State only the number of lines that include "source".

## start Task input

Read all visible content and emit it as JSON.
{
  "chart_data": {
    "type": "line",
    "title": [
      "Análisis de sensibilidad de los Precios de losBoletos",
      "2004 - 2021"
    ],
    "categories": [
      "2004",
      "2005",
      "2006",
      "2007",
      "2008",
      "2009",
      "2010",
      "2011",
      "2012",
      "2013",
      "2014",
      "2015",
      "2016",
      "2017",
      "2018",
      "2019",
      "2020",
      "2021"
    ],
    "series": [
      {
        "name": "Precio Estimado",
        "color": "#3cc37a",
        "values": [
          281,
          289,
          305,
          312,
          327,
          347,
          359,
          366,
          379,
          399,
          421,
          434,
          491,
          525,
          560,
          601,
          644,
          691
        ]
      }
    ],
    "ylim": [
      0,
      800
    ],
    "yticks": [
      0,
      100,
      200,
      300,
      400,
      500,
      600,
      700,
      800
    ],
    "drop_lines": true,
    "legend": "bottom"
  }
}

## end Task input
## start Task input

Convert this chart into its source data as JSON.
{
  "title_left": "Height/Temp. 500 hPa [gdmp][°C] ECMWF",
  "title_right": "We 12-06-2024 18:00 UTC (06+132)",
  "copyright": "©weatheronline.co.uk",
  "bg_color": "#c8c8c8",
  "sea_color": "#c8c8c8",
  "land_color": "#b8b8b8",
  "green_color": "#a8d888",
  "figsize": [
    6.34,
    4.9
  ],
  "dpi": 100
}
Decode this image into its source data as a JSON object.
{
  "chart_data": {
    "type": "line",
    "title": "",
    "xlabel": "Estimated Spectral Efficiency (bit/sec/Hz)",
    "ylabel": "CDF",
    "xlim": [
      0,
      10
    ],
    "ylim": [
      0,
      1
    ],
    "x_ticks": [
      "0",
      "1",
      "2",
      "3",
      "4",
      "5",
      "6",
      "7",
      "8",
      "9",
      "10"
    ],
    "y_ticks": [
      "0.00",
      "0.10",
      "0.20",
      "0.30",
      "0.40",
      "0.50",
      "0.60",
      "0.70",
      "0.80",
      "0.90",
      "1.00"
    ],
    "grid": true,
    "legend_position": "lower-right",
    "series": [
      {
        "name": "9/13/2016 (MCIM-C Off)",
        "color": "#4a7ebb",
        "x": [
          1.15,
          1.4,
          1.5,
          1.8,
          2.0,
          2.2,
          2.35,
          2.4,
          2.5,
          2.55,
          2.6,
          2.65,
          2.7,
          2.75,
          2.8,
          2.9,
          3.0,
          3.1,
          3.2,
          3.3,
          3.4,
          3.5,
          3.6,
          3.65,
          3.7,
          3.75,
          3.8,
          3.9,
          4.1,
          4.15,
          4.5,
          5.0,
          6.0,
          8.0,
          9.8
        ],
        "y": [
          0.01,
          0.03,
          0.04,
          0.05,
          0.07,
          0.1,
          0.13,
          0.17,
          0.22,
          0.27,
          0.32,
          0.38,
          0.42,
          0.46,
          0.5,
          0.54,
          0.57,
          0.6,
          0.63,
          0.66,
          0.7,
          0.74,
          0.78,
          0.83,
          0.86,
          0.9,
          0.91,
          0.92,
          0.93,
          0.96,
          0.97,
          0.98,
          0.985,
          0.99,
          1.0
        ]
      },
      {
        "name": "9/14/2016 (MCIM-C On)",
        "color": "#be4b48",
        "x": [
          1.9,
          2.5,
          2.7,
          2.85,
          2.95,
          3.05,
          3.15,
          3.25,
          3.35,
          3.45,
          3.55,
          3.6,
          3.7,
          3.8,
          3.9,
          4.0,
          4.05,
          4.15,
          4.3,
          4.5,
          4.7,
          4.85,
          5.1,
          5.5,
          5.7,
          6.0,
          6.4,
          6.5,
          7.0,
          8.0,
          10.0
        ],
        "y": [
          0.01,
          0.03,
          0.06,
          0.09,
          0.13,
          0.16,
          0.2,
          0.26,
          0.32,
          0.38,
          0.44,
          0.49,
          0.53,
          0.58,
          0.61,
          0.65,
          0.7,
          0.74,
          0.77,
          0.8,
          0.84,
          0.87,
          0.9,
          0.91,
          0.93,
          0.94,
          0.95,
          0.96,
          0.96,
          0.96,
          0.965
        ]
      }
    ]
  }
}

## end Task input

• **Complete answer**: 2